Figure content listings
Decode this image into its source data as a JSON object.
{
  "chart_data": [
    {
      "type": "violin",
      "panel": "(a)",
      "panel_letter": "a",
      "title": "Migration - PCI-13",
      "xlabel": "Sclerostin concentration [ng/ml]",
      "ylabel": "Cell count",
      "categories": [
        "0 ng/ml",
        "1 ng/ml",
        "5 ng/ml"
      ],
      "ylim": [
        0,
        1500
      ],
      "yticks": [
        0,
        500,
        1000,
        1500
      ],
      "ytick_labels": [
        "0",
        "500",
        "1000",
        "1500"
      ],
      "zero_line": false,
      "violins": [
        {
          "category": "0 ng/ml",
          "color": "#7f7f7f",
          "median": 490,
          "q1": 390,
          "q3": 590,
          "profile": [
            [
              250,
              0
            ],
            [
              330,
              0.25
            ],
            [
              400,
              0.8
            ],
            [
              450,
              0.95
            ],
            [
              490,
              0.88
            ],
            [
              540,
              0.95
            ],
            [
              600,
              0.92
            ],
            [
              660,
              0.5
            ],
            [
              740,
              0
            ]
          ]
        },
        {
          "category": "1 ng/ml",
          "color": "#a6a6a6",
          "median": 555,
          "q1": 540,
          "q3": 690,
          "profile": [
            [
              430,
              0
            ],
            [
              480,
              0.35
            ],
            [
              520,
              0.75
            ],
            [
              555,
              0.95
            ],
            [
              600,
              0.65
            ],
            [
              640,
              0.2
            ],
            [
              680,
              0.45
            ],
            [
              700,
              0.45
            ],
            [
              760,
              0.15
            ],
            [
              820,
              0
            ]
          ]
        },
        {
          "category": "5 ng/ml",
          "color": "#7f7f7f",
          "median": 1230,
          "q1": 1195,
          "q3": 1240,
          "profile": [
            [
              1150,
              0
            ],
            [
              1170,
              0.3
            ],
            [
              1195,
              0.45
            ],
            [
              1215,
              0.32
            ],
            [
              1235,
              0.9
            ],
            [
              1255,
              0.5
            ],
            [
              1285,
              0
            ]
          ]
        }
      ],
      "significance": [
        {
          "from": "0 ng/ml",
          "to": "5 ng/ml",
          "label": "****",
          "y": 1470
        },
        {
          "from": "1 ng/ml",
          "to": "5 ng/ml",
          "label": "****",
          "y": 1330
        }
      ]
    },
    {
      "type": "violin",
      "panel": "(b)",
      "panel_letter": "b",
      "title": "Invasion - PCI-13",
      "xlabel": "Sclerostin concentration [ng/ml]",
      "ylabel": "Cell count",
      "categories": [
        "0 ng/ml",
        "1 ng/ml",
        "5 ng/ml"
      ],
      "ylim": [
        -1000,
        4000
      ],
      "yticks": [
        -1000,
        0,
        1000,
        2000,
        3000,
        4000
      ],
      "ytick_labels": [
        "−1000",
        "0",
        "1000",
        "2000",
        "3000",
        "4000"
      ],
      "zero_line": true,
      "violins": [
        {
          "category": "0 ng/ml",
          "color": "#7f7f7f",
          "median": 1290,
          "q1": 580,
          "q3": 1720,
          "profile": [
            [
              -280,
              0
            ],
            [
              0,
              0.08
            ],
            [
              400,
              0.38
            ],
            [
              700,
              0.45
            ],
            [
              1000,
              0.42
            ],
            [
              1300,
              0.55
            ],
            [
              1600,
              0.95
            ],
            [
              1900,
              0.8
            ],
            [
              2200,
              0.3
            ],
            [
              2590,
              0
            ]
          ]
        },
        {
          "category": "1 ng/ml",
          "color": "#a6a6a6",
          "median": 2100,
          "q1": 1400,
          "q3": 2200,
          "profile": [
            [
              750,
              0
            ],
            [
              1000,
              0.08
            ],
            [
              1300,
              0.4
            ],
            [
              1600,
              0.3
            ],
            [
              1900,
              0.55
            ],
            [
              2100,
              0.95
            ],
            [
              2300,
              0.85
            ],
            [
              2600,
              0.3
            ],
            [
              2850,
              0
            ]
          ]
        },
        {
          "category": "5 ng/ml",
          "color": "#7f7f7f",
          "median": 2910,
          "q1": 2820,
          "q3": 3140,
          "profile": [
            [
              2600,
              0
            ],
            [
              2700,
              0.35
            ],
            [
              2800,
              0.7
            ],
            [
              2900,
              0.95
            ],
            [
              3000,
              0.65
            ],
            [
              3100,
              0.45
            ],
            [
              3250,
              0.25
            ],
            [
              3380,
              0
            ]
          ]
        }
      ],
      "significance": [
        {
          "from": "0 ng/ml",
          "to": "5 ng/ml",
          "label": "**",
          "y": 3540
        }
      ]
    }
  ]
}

Exercise directions :: Reproduce the material above exactly; please quote every line of it.

Correct answer ::
Decode this image into its source data as a JSON object.
{
  "chart_data": [
    {
      "type": "violin",
      "panel": "(a)",
      "panel_letter": "a",
      "title": "Migration - PCI-13",
      "xlabel": "Sclerostin concentration [ng/ml]",
      "ylabel": "Cell count",
      "categories": [
        "0 ng/ml",
        "1 ng/ml",
        "5 ng/ml"
      ],
      "ylim": [
        0,
        1500
      ],
      "yticks": [
        0,
        500,
        1000,
        1500
      ],
      "ytick_labels": [
        "0",
        "500",
        "1000",
        "1500"
      ],
      "zero_line": false,
      "violins": [
        {
          "category": "0 ng/ml",
          "color": "#7f7f7f",
          "median": 490,
          "q1": 390,
          "q3": 590,
          "profile": [
            [
              250,
              0
            ],
            [
              330,
              0.25
            ],
            [
              400,
              0.8
            ],
            [
              450,
              0.95
            ],
            [
              490,
              0.88
            ],
            [
              540,
              0.95
            ],
            [
              600,
              0.92
            ],
            [
              660,
              0.5
            ],
            [
              740,
              0
            ]
          ]
        },
        {
          "category": "1 ng/ml",
          "color": "#a6a6a6",
          "median": 555,
          "q1": 540,
          "q3": 690,
          "profile": [
            [
              430,
              0
            ],
            [
              480,
              0.35
            ],
            [
              520,
              0.75
            ],
            [
              555,
              0.95
            ],
            [
              600,
              0.65
            ],
            [
              640,
              0.2
            ],
            [
              680,
              0.45
            ],
            [
              700,
              0.45
            ],
            [
              760,
              0.15
            ],
            [
              820,
              0
            ]
          ]
        },
        {
          "category": "5 ng/ml",
          "color": "#7f7f7f",
          "median": 1230,
          "q1": 1195,
          "q3": 1240,
          "profile": [
            [
              1150,
              0
            ],
            [
              1170,
              0.3
            ],
            [
              1195,
              0.45
            ],
            [
              1215,
              0.32
            ],
            [
              1235,
              0.9
            ],
            [
              1255,
              0.5
            ],
            [
              1285,
              0
            ]
          ]
        }
      ],
      "significance": [
        {
          "from": "0 ng/ml",
          "to": "5 ng/ml",
          "label": "****",
          "y": 1470
        },
        {
          "from": "1 ng/ml",
          "to": "5 ng/ml",
          "label": "****",
          "y": 1330
        }
      ]
    },
    {
      "type": "violin",
      "panel": "(b)",
      "panel_letter": "b",
      "title": "Invasion - PCI-13",
      "xlabel": "Sclerostin concentration [ng/ml]",
      "ylabel": "Cell count",
      "categories": [
        "0 ng/ml",
        "1 ng/ml",
        "5 ng/ml"
      ],
      "ylim": [
        -1000,
        4000
      ],
      "yticks": [
        -1000,
        0,
        1000,
        2000,
        3000,
        4000
      ],
      "ytick_labels": [
        "−1000",
        "0",
        "1000",
        "2000",
        "3000",
        "4000"
      ],
      "zero_line": true,
      "violins": [
        {
          "category": "0 ng/ml",
          "color": "#7f7f7f",
          "median": 1290,
          "q1": 580,
          "q3": 1720,
          "profile": [
            [
              -280,
              0
            ],
            [
              0,
              0.08
            ],
            [
              400,
              0.38
            ],
            [
              700,
              0.45
            ],
            [
              1000,
              0.42
            ],
            [
              1300,
              0.55
            ],
            [
              1600,
              0.95
            ],
            [
              1900,
              0.8
            ],
            [
              2200,
              0.3
            ],
            [
              2590,
              0
            ]
          ]
        },
        {
          "category": "1 ng/ml",
          "color": "#a6a6a6",
          "median": 2100,
          "q1": 1400,
          "q3": 2200,
          "profile": [
            [
              750,
              0
            ],
            [
              1000,
              0.08
            ],
            [
              1300,
              0.4
            ],
            [
              1600,
              0.3
            ],
            [
              1900,
              0.55
            ],
            [
              2100,
              0.95
            ],
            [
              2300,
              0.85
            ],
            [
              2600,
              0.3
            ],
            [
              2850,
              0
            ]
          ]
        },
        {
          "category": "5 ng/ml",
          "color": "#7f7f7f",
          "median": 2910,
          "q1": 2820,
          "q3": 3140,
          "profile": [
            [
              2600,
              0
            ],
            [
              2700,
              0.35
            ],
            [
              2800,
              0.7
            ],
            [
              2900,
              0.95
            ],
            [
              3000,
              0.65
            ],
            [
              3100,
              0.45
            ],
            [
              3250,
              0.25
            ],
            [
              3380,
              0
            ]
          ]
        }
      ],
      "significance": [
        {
          "from": "0 ng/ml",
          "to": "5 ng/ml",
          "label": "**",
          "y": 3540
        }
      ]
    }
  ]
}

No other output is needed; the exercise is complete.